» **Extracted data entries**
-- -- --

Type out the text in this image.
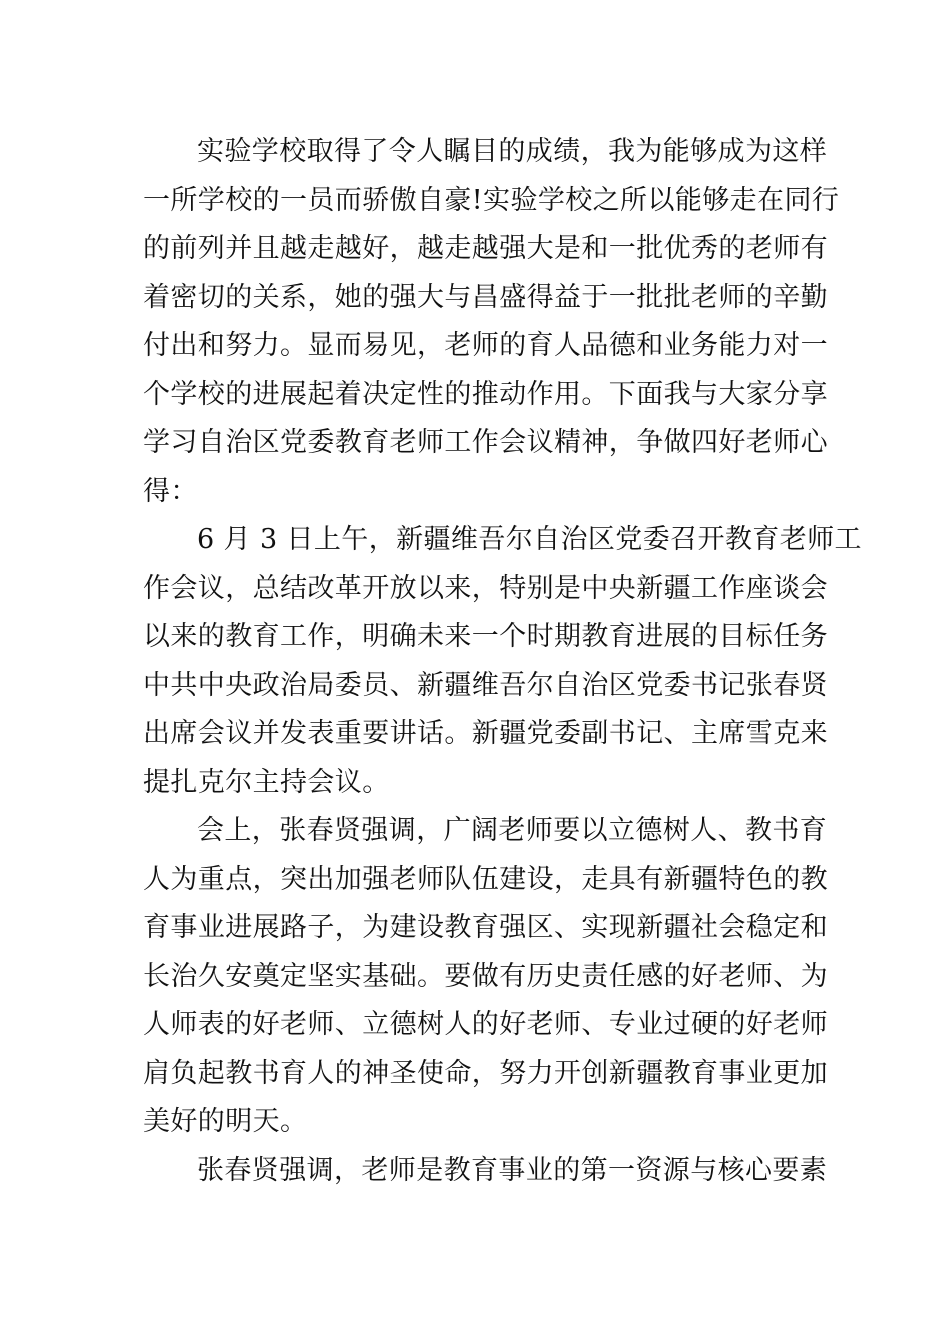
实验学校取得了令人瞩目的成绩，我为能够成为这样
一所学校的一员而骄傲自豪!实验学校之所以能够走在同行
的前列并且越走越好，越走越强大是和一批优秀的老师有
着密切的关系，她的强大与昌盛得益于一批批老师的辛勤
付出和努力。显而易见，老师的育人品德和业务能力对一
个学校的进展起着决定性的推动作用。下面我与大家分享
学习自治区党委教育老师工作会议精神，争做四好老师心
得：

6 月 3 日上午，新疆维吾尔自治区党委召开教育老师工
作会议，总结改革开放以来，特别是中央新疆工作座谈会
以来的教育工作，明确未来一个时期教育进展的目标任务
中共中央政治局委员、新疆维吾尔自治区党委书记张春贤
出席会议并发表重要讲话。新疆党委副书记、主席雪克来
提扎克尔主持会议。

会上，张春贤强调，广阔老师要以立德树人、教书育
人为重点，突出加强老师队伍建设，走具有新疆特色的教
育事业进展路子，为建设教育强区、实现新疆社会稳定和
长治久安奠定坚实基础。要做有历史责任感的好老师、为
人师表的好老师、立德树人的好老师、专业过硬的好老师
肩负起教书育人的神圣使命，努力开创新疆教育事业更加
美好的明天。

张春贤强调，老师是教育事业的第一资源与核心要素
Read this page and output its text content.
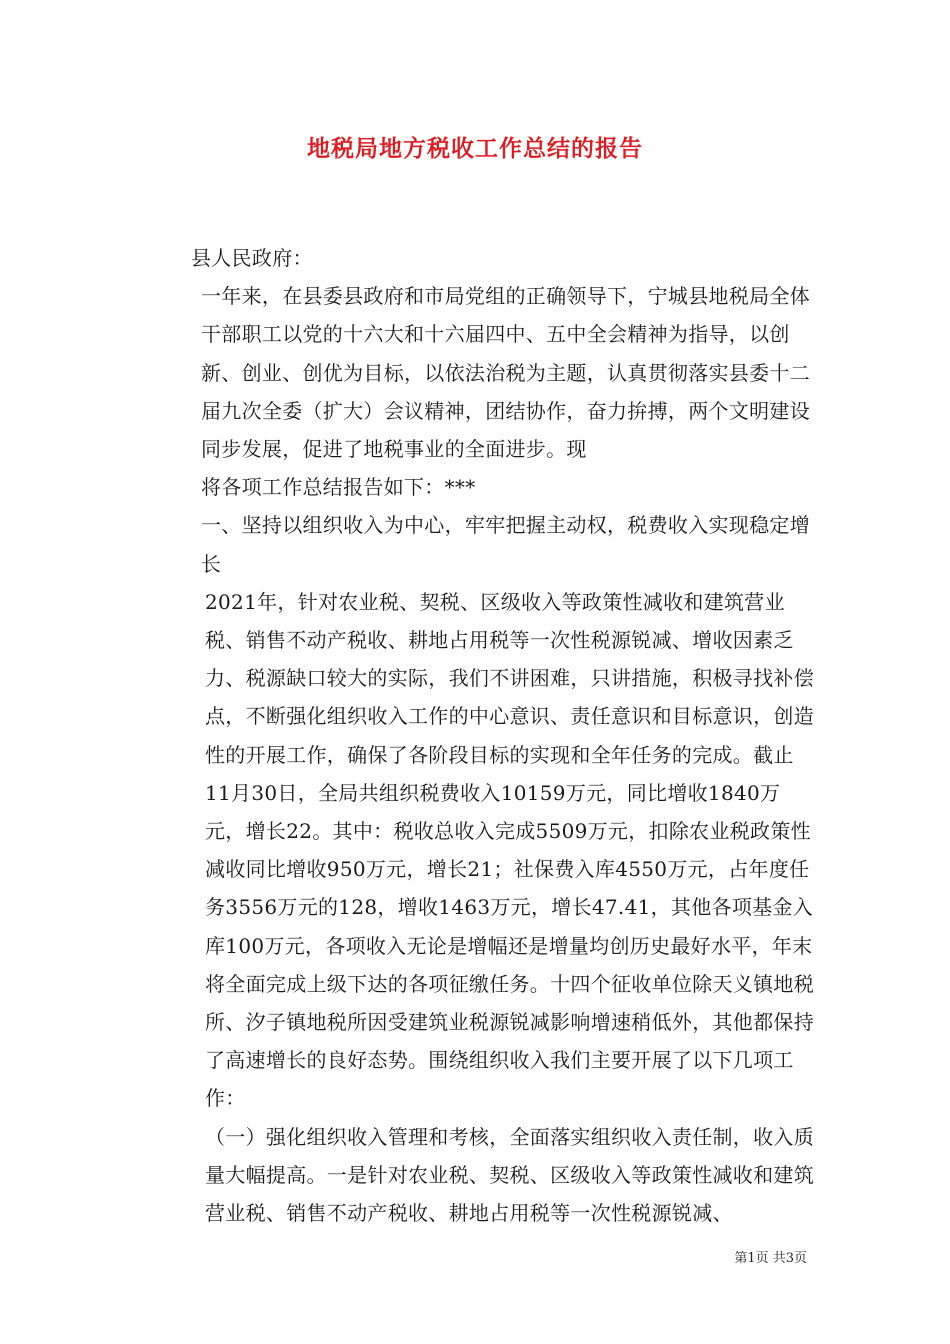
地税局地方税收工作总结的报告

县人民政府：

一年来，在县委县政府和市局党组的正确领导下，宁城县地税局全体干部职工以党的十六大和十六届四中、五中全会精神为指导，以创新、创业、创优为目标，以依法治税为主题，认真贯彻落实县委十二届九次全委（扩大）会议精神，团结协作，奋力拚搏，两个文明建设同步发展，促进了地税事业的全面进步。现

将各项工作总结报告如下：***

一、坚持以组织收入为中心，牢牢把握主动权，税费收入实现稳定增长

2021年，针对农业税、契税、区级收入等政策性减收和建筑营业税、销售不动产税收、耕地占用税等一次性税源锐减、增收因素乏力、税源缺口较大的实际，我们不讲困难，只讲措施，积极寻找补偿点，不断强化组织收入工作的中心意识、责任意识和目标意识，创造性的开展工作，确保了各阶段目标的实现和全年任务的完成。截止11月30日，全局共组织税费收入10159万元，同比增收1840万元，增长22。其中：税收总收入完成5509万元，扣除农业税政策性减收同比增收950万元，增长21；社保费入库4550万元，占年度任务3556万元的128，增收1463万元，增长47.41，其他各项基金入库100万元，各项收入无论是增幅还是增量均创历史最好水平，年末将全面完成上级下达的各项征缴任务。十四个征收单位除天义镇地税所、汐子镇地税所因受建筑业税源锐减影响增速稍低外，其他都保持了高速增长的良好态势。围绕组织收入我们主要开展了以下几项工作：

（一）强化组织收入管理和考核，全面落实组织收入责任制，收入质量大幅提高。一是针对农业税、契税、区级收入等政策性减收和建筑营业税、销售不动产税收、耕地占用税等一次性税源锐减、

第1页 共3页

-- -- --

Leave out the pictures and transcribe everything else exactly.

Type out the text in this image.
实验学校取得了令人瞩目的成绩，我为能够成为这样
一所学校的一员而骄傲自豪!实验学校之所以能够走在同行
的前列并且越走越好，越走越强大是和一批优秀的老师有
着密切的关系，她的强大与昌盛得益于一批批老师的辛勤
付出和努力。显而易见，老师的育人品德和业务能力对一
个学校的进展起着决定性的推动作用。下面我与大家分享
学习自治区党委教育老师工作会议精神，争做四好老师心
得：

6 月 3 日上午，新疆维吾尔自治区党委召开教育老师工
作会议，总结改革开放以来，特别是中央新疆工作座谈会
以来的教育工作，明确未来一个时期教育进展的目标任务
中共中央政治局委员、新疆维吾尔自治区党委书记张春贤
出席会议并发表重要讲话。新疆党委副书记、主席雪克来
提扎克尔主持会议。

会上，张春贤强调，广阔老师要以立德树人、教书育
人为重点，突出加强老师队伍建设，走具有新疆特色的教
育事业进展路子，为建设教育强区、实现新疆社会稳定和
长治久安奠定坚实基础。要做有历史责任感的好老师、为
人师表的好老师、立德树人的好老师、专业过硬的好老师
肩负起教书育人的神圣使命，努力开创新疆教育事业更加
美好的明天。

张春贤强调，老师是教育事业的第一资源与核心要素
Read this page and output its text content.
地税局地方税收工作总结的报告

县人民政府：

一年来，在县委县政府和市局党组的正确领导下，宁城县地税局全体干部职工以党的十六大和十六届四中、五中全会精神为指导，以创新、创业、创优为目标，以依法治税为主题，认真贯彻落实县委十二届九次全委（扩大）会议精神，团结协作，奋力拚搏，两个文明建设同步发展，促进了地税事业的全面进步。现

将各项工作总结报告如下：***

一、坚持以组织收入为中心，牢牢把握主动权，税费收入实现稳定增长

2021年，针对农业税、契税、区级收入等政策性减收和建筑营业税、销售不动产税收、耕地占用税等一次性税源锐减、增收因素乏力、税源缺口较大的实际，我们不讲困难，只讲措施，积极寻找补偿点，不断强化组织收入工作的中心意识、责任意识和目标意识，创造性的开展工作，确保了各阶段目标的实现和全年任务的完成。截止11月30日，全局共组织税费收入10159万元，同比增收1840万元，增长22。其中：税收总收入完成5509万元，扣除农业税政策性减收同比增收950万元，增长21；社保费入库4550万元，占年度任务3556万元的128，增收1463万元，增长47.41，其他各项基金入库100万元，各项收入无论是增幅还是增量均创历史最好水平，年末将全面完成上级下达的各项征缴任务。十四个征收单位除天义镇地税所、汐子镇地税所因受建筑业税源锐减影响增速稍低外，其他都保持了高速增长的良好态势。围绕组织收入我们主要开展了以下几项工作：

（一）强化组织收入管理和考核，全面落实组织收入责任制，收入质量大幅提高。一是针对农业税、契税、区级收入等政策性减收和建筑营业税、销售不动产税收、耕地占用税等一次性税源锐减、

第1页 共3页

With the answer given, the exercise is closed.